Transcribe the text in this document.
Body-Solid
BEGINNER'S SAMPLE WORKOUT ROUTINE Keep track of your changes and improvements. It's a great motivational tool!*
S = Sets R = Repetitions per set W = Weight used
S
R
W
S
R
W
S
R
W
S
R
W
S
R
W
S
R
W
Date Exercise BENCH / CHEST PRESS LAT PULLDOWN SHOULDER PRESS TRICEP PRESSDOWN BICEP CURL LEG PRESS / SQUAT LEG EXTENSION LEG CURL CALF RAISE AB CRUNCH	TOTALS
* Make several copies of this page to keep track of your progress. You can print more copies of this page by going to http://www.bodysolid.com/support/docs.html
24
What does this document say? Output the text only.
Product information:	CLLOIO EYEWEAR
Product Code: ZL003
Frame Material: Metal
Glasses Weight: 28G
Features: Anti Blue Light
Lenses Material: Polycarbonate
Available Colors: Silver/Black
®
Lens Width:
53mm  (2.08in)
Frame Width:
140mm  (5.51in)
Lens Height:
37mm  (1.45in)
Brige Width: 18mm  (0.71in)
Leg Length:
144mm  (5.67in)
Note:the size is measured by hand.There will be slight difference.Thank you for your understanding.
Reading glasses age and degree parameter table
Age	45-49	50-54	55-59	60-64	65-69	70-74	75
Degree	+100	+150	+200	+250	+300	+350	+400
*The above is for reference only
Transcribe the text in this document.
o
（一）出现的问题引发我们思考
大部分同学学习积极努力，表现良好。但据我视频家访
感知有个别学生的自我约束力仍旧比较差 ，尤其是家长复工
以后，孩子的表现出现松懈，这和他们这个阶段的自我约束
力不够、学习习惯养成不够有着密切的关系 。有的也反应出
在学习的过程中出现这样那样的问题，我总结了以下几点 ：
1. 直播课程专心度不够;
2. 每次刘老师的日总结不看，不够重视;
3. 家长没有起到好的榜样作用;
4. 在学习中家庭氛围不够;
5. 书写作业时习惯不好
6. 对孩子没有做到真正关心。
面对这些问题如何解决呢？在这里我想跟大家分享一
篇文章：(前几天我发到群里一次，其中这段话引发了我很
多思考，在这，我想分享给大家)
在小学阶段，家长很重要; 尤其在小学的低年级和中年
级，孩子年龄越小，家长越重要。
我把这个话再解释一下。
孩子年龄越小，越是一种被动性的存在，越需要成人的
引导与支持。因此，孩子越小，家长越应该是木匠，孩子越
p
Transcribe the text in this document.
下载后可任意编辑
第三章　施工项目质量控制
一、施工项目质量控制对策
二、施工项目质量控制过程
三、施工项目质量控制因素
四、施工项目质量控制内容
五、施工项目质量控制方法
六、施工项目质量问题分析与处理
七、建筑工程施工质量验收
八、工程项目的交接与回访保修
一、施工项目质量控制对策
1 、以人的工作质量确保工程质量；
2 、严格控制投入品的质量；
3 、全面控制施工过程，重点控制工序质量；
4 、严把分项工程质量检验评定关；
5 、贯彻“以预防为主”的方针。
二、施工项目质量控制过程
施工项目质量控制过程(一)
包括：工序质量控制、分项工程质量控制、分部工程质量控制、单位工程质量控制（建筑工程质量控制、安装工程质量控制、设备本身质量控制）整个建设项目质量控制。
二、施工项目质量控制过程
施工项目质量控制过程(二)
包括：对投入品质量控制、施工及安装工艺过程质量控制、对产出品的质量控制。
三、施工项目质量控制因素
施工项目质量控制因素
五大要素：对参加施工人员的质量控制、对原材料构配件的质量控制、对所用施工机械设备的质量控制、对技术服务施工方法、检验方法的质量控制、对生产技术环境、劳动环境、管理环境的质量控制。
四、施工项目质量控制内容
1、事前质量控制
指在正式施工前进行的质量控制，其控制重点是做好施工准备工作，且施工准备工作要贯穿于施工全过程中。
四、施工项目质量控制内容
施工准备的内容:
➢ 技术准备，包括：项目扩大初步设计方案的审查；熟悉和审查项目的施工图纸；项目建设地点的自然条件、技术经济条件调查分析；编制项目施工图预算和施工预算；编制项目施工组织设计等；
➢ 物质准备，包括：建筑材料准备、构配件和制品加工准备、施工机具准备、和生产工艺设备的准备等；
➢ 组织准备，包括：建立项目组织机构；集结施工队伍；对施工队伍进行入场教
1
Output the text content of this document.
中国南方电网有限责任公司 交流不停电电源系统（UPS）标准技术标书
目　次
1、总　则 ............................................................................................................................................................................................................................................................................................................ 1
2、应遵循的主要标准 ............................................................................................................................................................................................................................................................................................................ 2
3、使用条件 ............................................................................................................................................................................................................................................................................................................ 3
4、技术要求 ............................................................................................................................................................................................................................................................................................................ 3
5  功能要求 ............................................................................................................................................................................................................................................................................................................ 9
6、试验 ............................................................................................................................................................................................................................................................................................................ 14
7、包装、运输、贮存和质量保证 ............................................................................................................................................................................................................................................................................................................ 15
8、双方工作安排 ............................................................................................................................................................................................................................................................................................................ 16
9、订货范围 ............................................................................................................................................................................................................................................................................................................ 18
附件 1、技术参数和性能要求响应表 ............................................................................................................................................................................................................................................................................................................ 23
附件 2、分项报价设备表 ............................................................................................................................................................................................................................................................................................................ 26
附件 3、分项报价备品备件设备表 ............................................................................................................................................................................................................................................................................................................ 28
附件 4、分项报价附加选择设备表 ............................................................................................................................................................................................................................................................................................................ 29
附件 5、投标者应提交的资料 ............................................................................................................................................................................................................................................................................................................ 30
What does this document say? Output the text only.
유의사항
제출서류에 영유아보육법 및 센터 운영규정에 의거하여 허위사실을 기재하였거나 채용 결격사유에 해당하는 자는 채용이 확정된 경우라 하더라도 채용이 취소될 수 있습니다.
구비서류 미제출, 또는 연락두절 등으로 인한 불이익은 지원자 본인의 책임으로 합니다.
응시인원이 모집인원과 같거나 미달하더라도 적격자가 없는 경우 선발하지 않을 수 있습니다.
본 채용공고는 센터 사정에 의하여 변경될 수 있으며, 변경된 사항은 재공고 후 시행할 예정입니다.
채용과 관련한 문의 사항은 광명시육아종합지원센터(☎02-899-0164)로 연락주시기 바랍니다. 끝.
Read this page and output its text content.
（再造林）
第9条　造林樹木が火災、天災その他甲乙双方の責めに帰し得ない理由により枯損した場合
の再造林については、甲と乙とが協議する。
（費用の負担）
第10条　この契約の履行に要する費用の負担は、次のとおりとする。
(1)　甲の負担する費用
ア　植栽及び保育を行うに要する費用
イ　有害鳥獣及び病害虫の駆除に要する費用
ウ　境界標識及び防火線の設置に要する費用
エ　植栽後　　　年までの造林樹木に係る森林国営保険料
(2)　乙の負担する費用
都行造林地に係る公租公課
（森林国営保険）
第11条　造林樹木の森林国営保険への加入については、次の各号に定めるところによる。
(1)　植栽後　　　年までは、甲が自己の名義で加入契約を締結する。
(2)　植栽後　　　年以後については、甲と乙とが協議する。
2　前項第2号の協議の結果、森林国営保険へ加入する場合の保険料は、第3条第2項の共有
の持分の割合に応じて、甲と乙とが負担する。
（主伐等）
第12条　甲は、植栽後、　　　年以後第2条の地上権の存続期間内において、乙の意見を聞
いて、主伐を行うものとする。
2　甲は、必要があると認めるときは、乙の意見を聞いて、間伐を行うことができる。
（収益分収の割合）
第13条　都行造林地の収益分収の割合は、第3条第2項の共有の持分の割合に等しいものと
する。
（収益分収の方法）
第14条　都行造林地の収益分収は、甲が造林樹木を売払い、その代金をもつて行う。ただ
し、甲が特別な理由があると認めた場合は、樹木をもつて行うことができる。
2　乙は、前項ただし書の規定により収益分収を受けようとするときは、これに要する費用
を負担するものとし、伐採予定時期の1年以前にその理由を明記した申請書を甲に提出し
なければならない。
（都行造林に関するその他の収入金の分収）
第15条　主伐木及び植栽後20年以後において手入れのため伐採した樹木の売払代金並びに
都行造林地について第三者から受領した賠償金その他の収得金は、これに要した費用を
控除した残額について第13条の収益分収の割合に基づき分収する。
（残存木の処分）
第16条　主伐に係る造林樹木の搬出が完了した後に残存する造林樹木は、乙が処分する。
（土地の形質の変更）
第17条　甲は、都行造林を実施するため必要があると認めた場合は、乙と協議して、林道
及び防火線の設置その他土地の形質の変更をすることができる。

________________

• [Directive]: Copy out each line of the records where the string "track" appears.

• [Output for this exercise]:
BEGINNER'S SAMPLE WORKOUT ROUTINE Keep track of your changes and improvements. It's a great motivational tool!*
* Make several copies of this page to keep track of your progress. You can print more copies of this page by going to http://www.bodysolid.com/support/docs.html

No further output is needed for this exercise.